Copy the lines that follow, keeping every character the same.

>> Begin ENTRIES SHOWN

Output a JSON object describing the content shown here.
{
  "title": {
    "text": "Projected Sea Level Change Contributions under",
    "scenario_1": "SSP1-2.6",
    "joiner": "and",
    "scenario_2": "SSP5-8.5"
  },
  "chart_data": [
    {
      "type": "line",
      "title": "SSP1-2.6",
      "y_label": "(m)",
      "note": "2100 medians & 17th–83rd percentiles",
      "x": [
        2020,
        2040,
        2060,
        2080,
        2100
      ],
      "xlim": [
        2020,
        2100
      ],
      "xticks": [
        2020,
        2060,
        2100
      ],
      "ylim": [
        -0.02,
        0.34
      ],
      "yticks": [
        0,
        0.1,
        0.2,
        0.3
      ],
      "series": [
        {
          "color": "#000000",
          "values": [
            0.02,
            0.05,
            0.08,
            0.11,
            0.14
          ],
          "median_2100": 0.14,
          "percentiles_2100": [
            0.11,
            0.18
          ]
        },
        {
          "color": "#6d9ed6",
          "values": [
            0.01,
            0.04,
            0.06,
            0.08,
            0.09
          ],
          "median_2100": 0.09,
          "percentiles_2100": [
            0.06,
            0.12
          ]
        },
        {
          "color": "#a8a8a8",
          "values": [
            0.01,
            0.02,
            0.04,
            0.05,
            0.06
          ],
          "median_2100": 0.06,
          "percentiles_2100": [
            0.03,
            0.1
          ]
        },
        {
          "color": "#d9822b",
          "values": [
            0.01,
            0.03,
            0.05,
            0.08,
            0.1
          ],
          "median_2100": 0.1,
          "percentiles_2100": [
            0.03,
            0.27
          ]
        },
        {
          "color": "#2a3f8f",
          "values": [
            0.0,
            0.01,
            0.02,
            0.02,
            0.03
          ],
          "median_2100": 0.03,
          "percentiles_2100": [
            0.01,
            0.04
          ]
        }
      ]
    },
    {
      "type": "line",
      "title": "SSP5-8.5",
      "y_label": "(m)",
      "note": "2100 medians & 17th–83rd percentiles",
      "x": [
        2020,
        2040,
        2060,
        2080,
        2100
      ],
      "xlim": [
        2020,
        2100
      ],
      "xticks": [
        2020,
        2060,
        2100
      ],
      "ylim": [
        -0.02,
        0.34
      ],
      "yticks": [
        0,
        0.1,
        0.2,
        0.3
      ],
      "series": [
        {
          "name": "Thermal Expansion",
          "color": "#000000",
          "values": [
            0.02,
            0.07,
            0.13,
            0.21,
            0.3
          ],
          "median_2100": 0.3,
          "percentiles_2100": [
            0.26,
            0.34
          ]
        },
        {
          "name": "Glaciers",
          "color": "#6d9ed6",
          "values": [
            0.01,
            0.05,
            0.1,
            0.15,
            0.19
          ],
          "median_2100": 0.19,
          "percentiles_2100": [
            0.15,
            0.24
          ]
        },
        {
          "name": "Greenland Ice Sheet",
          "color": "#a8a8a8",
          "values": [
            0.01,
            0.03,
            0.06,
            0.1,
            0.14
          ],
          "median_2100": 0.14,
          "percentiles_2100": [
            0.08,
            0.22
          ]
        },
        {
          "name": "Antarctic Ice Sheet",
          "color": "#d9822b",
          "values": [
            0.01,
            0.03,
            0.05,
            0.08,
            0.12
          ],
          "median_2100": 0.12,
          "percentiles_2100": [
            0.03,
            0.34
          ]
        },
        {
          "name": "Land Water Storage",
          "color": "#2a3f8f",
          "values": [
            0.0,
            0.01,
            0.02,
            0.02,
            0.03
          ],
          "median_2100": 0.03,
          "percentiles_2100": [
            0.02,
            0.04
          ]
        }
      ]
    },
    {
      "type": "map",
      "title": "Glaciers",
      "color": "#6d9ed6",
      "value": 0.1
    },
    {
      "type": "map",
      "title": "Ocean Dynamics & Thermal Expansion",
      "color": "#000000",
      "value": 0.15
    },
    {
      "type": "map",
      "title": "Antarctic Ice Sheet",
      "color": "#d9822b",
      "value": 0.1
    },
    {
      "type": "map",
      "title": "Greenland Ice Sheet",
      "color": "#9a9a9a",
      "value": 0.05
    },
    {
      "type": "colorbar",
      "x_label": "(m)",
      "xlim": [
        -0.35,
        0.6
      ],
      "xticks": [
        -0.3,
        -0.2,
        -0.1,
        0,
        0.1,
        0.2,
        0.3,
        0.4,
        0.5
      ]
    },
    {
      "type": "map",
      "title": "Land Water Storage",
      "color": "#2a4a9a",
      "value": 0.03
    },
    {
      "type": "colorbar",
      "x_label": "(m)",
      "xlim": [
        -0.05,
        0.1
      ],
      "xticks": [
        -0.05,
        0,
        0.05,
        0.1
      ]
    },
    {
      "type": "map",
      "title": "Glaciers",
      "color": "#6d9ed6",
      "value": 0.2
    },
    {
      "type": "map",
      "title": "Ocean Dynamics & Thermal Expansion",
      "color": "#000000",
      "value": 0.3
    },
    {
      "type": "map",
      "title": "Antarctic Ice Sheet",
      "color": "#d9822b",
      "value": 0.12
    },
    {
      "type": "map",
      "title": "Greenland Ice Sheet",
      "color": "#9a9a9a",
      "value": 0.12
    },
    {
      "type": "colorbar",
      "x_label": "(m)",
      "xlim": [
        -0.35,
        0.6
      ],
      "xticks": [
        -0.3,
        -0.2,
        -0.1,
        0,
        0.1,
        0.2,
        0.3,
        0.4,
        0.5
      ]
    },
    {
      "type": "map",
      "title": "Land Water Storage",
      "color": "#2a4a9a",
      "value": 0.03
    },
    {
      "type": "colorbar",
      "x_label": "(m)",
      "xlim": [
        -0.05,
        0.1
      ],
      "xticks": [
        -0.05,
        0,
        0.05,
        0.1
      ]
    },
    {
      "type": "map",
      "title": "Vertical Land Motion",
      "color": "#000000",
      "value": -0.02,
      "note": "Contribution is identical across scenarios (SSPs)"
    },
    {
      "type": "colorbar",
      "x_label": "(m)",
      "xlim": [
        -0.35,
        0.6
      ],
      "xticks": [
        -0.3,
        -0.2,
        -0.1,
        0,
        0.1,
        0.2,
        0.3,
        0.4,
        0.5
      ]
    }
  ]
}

>> End ENTRIES SHOWN

• TASK OUTPUT:
Output a JSON object describing the content shown here.
{
  "title": {
    "text": "Projected Sea Level Change Contributions under",
    "scenario_1": "SSP1-2.6",
    "joiner": "and",
    "scenario_2": "SSP5-8.5"
  },
  "chart_data": [
    {
      "type": "line",
      "title": "SSP1-2.6",
      "y_label": "(m)",
      "note": "2100 medians & 17th–83rd percentiles",
      "x": [
        2020,
        2040,
        2060,
        2080,
        2100
      ],
      "xlim": [
        2020,
        2100
      ],
      "xticks": [
        2020,
        2060,
        2100
      ],
      "ylim": [
        -0.02,
        0.34
      ],
      "yticks": [
        0,
        0.1,
        0.2,
        0.3
      ],
      "series": [
        {
          "color": "#000000",
          "values": [
            0.02,
            0.05,
            0.08,
            0.11,
            0.14
          ],
          "median_2100": 0.14,
          "percentiles_2100": [
            0.11,
            0.18
          ]
        },
        {
          "color": "#6d9ed6",
          "values": [
            0.01,
            0.04,
            0.06,
            0.08,
            0.09
          ],
          "median_2100": 0.09,
          "percentiles_2100": [
            0.06,
            0.12
          ]
        },
        {
          "color": "#a8a8a8",
          "values": [
            0.01,
            0.02,
            0.04,
            0.05,
            0.06
          ],
          "median_2100": 0.06,
          "percentiles_2100": [
            0.03,
            0.1
          ]
        },
        {
          "color": "#d9822b",
          "values": [
            0.01,
            0.03,
            0.05,
            0.08,
            0.1
          ],
          "median_2100": 0.1,
          "percentiles_2100": [
            0.03,
            0.27
          ]
        },
        {
          "color": "#2a3f8f",
          "values": [
            0.0,
            0.01,
            0.02,
            0.02,
            0.03
          ],
          "median_2100": 0.03,
          "percentiles_2100": [
            0.01,
            0.04
          ]
        }
      ]
    },
    {
      "type": "line",
      "title": "SSP5-8.5",
      "y_label": "(m)",
      "note": "2100 medians & 17th–83rd percentiles",
      "x": [
        2020,
        2040,
        2060,
        2080,
        2100
      ],
      "xlim": [
        2020,
        2100
      ],
      "xticks": [
        2020,
        2060,
        2100
      ],
      "ylim": [
        -0.02,
        0.34
      ],
      "yticks": [
        0,
        0.1,
        0.2,
        0.3
      ],
      "series": [
        {
          "name": "Thermal Expansion",
          "color": "#000000",
          "values": [
            0.02,
            0.07,
            0.13,
            0.21,
            0.3
          ],
          "median_2100": 0.3,
          "percentiles_2100": [
            0.26,
            0.34
          ]
        },
        {
          "name": "Glaciers",
          "color": "#6d9ed6",
          "values": [
            0.01,
            0.05,
            0.1,
            0.15,
            0.19
          ],
          "median_2100": 0.19,
          "percentiles_2100": [
            0.15,
            0.24
          ]
        },
        {
          "name": "Greenland Ice Sheet",
          "color": "#a8a8a8",
          "values": [
            0.01,
            0.03,
            0.06,
            0.1,
            0.14
          ],
          "median_2100": 0.14,
          "percentiles_2100": [
            0.08,
            0.22
          ]
        },
        {
          "name": "Antarctic Ice Sheet",
          "color": "#d9822b",
          "values": [
            0.01,
            0.03,
            0.05,
            0.08,
            0.12
          ],
          "median_2100": 0.12,
          "percentiles_2100": [
            0.03,
            0.34
          ]
        },
        {
          "name": "Land Water Storage",
          "color": "#2a3f8f",
          "values": [
            0.0,
            0.01,
            0.02,
            0.02,
            0.03
          ],
          "median_2100": 0.03,
          "percentiles_2100": [
            0.02,
            0.04
          ]
        }
      ]
    },
    {
      "type": "map",
      "title": "Glaciers",
      "color": "#6d9ed6",
      "value": 0.1
    },
    {
      "type": "map",
      "title": "Ocean Dynamics & Thermal Expansion",
      "color": "#000000",
      "value": 0.15
    },
    {
      "type": "map",
      "title": "Antarctic Ice Sheet",
      "color": "#d9822b",
      "value": 0.1
    },
    {
      "type": "map",
      "title": "Greenland Ice Sheet",
      "color": "#9a9a9a",
      "value": 0.05
    },
    {
      "type": "colorbar",
      "x_label": "(m)",
      "xlim": [
        -0.35,
        0.6
      ],
      "xticks": [
        -0.3,
        -0.2,
        -0.1,
        0,
        0.1,
        0.2,
        0.3,
        0.4,
        0.5
      ]
    },
    {
      "type": "map",
      "title": "Land Water Storage",
      "color": "#2a4a9a",
      "value": 0.03
    },
    {
      "type": "colorbar",
      "x_label": "(m)",
      "xlim": [
        -0.05,
        0.1
      ],
      "xticks": [
        -0.05,
        0,
        0.05,
        0.1
      ]
    },
    {
      "type": "map",
      "title": "Glaciers",
      "color": "#6d9ed6",
      "value": 0.2
    },
    {
      "type": "map",
      "title": "Ocean Dynamics & Thermal Expansion",
      "color": "#000000",
      "value": 0.3
    },
    {
      "type": "map",
      "title": "Antarctic Ice Sheet",
      "color": "#d9822b",
      "value": 0.12
    },
    {
      "type": "map",
      "title": "Greenland Ice Sheet",
      "color": "#9a9a9a",
      "value": 0.12
    },
    {
      "type": "colorbar",
      "x_label": "(m)",
      "xlim": [
        -0.35,
        0.6
      ],
      "xticks": [
        -0.3,
        -0.2,
        -0.1,
        0,
        0.1,
        0.2,
        0.3,
        0.4,
        0.5
      ]
    },
    {
      "type": "map",
      "title": "Land Water Storage",
      "color": "#2a4a9a",
      "value": 0.03
    },
    {
      "type": "colorbar",
      "x_label": "(m)",
      "xlim": [
        -0.05,
        0.1
      ],
      "xticks": [
        -0.05,
        0,
        0.05,
        0.1
      ]
    },
    {
      "type": "map",
      "title": "Vertical Land Motion",
      "color": "#000000",
      "value": -0.02,
      "note": "Contribution is identical across scenarios (SSPs)"
    },
    {
      "type": "colorbar",
      "x_label": "(m)",
      "xlim": [
        -0.35,
        0.6
      ],
      "xticks": [
        -0.3,
        -0.2,
        -0.1,
        0,
        0.1,
        0.2,
        0.3,
        0.4,
        0.5
      ]
    }
  ]
}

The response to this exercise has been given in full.